== YOUR GOAL ==
Answer with a single number: the count of lines that include the string "color".

== ENTRIES ==
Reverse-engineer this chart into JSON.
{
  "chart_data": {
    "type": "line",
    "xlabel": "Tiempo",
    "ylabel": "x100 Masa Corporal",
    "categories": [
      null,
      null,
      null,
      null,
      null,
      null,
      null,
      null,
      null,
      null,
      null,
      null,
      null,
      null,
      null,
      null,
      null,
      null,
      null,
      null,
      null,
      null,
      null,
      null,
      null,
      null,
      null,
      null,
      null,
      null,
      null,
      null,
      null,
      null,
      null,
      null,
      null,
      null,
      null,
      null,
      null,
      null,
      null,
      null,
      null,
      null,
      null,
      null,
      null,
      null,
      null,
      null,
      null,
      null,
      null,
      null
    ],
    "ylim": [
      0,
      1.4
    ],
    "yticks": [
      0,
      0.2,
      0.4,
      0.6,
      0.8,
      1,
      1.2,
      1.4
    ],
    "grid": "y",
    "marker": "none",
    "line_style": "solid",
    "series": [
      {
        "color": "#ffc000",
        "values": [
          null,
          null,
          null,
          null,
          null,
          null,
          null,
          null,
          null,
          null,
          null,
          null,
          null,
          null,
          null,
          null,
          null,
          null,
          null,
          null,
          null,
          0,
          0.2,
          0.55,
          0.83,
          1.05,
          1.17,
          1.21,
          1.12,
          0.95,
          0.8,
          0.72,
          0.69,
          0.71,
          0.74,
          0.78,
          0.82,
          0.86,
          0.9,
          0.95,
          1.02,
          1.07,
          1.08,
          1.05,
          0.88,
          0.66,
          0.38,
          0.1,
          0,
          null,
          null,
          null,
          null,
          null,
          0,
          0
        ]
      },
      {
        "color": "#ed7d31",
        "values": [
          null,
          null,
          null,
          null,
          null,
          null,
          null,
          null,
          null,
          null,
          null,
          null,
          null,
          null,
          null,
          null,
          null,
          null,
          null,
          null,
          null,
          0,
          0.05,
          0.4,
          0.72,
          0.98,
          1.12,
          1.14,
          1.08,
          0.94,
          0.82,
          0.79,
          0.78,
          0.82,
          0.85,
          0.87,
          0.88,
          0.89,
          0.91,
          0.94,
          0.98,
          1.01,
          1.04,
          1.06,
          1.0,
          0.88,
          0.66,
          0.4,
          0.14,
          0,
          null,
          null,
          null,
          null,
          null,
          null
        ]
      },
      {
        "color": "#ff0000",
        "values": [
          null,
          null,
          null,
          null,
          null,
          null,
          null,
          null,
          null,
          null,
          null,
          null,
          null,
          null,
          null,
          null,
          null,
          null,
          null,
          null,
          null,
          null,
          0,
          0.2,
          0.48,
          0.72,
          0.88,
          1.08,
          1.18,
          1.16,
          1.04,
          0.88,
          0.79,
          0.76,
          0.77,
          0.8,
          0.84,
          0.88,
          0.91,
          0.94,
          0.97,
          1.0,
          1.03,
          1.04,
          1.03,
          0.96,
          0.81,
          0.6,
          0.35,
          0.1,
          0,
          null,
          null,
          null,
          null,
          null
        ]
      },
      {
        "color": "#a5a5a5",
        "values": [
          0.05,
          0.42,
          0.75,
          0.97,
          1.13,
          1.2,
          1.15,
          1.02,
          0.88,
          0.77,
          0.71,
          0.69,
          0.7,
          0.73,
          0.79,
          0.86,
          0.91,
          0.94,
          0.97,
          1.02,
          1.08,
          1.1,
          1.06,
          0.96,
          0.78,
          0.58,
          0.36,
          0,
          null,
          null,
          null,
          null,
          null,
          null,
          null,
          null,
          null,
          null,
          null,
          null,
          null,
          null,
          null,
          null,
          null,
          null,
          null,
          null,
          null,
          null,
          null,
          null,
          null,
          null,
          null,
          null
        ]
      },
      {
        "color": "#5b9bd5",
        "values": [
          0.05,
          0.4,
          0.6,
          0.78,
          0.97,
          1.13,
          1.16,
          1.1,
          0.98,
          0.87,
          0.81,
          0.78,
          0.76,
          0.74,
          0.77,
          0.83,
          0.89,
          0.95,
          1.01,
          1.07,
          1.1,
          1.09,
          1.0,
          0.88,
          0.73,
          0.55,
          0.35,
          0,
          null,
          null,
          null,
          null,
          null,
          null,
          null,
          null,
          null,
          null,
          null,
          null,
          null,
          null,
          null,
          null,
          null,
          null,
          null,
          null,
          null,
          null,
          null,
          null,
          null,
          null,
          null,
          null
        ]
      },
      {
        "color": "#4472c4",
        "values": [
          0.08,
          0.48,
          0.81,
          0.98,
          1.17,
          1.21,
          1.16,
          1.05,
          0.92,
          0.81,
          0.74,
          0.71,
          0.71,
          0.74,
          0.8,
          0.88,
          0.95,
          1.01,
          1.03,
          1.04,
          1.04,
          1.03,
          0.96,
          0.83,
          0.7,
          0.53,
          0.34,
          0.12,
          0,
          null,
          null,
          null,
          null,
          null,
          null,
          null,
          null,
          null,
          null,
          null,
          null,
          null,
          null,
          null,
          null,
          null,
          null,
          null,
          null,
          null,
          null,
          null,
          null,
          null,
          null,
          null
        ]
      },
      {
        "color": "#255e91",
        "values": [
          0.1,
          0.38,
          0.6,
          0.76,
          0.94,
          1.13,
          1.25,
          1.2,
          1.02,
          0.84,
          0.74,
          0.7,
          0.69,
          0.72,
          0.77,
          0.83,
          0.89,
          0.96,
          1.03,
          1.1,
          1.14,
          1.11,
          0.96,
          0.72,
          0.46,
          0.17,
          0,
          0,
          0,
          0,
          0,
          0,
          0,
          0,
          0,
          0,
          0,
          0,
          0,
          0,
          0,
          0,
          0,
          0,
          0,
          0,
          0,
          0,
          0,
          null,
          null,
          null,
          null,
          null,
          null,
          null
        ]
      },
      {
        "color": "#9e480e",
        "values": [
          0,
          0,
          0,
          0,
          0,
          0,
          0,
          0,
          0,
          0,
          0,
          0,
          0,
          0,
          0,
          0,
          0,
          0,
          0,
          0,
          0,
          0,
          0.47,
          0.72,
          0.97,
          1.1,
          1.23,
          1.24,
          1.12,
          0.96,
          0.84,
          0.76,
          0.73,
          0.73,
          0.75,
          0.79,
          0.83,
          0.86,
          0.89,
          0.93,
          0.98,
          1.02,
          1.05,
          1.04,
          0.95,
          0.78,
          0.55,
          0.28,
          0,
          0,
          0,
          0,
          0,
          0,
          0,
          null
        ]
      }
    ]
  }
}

== THE ANSWER ==
8